▶ THE EXERCISE: Count the lines containing "text" in the entries underneath, and state that count without anything else.
## BEGIN RECORDS FOR THIS EXERCISE
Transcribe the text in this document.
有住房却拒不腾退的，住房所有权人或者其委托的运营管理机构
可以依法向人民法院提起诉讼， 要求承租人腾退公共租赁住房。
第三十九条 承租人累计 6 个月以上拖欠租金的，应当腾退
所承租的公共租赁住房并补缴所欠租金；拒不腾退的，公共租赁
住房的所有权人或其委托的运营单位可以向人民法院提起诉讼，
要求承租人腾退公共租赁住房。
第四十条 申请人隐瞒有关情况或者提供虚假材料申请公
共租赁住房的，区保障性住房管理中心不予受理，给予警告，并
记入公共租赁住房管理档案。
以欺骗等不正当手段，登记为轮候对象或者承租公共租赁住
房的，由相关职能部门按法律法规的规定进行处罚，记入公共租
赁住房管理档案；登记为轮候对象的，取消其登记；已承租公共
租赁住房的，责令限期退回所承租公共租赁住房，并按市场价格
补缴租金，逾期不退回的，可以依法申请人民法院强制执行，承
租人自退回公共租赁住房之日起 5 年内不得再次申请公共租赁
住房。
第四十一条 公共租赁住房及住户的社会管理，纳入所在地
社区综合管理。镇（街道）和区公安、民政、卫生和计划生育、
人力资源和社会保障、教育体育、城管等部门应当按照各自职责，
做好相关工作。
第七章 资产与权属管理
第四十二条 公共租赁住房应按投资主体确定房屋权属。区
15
## END RECORDS FOR THIS EXERCISE
## BEGIN RECORDS FOR THIS EXERCISE
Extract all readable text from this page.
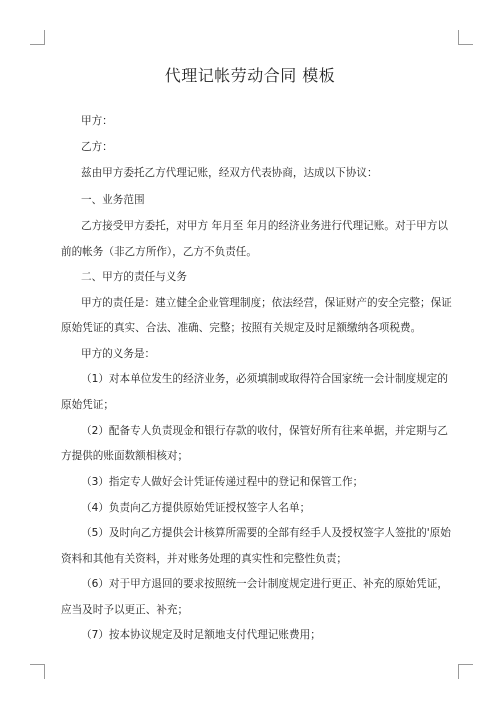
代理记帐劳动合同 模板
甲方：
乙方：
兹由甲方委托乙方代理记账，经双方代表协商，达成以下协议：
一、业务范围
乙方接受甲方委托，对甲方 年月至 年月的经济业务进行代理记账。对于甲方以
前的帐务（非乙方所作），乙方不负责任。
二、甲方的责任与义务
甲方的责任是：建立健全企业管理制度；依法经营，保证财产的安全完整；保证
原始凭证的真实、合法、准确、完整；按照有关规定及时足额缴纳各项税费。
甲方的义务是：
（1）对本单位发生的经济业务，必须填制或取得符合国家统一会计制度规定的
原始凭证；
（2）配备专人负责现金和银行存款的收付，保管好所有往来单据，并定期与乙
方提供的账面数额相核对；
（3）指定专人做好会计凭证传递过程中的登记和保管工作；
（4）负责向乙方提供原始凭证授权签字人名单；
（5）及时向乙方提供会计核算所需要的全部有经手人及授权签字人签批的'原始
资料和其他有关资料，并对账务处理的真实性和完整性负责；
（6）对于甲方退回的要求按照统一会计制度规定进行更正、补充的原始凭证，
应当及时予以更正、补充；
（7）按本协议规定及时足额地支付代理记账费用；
## END RECORDS FOR THIS EXERCISE
▶ SOLVED PROBLEM: 2